• _Exercise description_:
Find the word "excitation" in the records below. List each line containing it.

━━━ Listed records

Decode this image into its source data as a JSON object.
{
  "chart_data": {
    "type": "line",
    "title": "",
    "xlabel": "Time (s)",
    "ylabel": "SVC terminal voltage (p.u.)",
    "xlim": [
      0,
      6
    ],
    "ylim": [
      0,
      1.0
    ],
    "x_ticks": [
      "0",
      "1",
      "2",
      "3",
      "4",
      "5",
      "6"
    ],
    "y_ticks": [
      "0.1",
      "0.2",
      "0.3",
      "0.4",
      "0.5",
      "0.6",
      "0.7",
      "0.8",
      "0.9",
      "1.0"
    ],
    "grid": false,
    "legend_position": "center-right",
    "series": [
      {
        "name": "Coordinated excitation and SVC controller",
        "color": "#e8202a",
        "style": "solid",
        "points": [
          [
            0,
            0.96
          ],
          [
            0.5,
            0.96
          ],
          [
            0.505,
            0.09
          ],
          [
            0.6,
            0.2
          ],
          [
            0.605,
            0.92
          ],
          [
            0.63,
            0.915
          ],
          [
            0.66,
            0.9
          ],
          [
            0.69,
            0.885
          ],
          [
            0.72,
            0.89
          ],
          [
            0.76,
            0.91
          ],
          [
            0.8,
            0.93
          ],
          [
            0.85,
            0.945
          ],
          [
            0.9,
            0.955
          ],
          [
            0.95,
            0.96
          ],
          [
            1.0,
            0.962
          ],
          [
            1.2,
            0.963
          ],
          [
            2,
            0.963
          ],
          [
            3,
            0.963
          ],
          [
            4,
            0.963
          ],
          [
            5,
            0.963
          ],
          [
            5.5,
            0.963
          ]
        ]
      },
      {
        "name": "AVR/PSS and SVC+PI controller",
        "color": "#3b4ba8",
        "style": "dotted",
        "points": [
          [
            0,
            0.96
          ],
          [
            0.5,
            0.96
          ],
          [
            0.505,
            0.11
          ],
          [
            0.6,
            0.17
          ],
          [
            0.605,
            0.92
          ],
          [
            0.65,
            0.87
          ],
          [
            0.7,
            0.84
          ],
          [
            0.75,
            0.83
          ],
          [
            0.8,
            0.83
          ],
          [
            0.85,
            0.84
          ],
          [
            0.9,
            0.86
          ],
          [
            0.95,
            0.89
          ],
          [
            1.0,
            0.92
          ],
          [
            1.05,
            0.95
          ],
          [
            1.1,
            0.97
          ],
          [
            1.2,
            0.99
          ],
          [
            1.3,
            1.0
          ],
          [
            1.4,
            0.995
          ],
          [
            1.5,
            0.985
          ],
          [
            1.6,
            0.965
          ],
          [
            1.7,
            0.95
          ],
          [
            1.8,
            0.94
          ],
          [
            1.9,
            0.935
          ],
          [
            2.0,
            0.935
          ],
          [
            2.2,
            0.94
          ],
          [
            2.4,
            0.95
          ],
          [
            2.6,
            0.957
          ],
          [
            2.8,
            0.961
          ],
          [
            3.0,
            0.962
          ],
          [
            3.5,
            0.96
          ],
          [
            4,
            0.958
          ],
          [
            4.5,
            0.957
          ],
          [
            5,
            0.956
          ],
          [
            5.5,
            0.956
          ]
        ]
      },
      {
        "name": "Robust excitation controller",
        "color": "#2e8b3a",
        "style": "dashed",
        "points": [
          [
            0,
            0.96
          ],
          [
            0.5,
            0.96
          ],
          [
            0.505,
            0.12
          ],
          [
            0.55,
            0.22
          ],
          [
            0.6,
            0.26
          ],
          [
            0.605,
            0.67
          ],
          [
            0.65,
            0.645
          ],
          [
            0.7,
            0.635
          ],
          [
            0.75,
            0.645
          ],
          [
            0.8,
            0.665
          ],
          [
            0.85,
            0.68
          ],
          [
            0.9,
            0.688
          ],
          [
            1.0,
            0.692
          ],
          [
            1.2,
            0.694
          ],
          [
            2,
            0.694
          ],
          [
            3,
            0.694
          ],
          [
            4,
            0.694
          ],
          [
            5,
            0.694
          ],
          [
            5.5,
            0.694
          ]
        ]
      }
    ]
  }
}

━━━━━━

• _Task output_:
        "name": "Coordinated excitation and SVC controller",
        "name": "Robust excitation controller",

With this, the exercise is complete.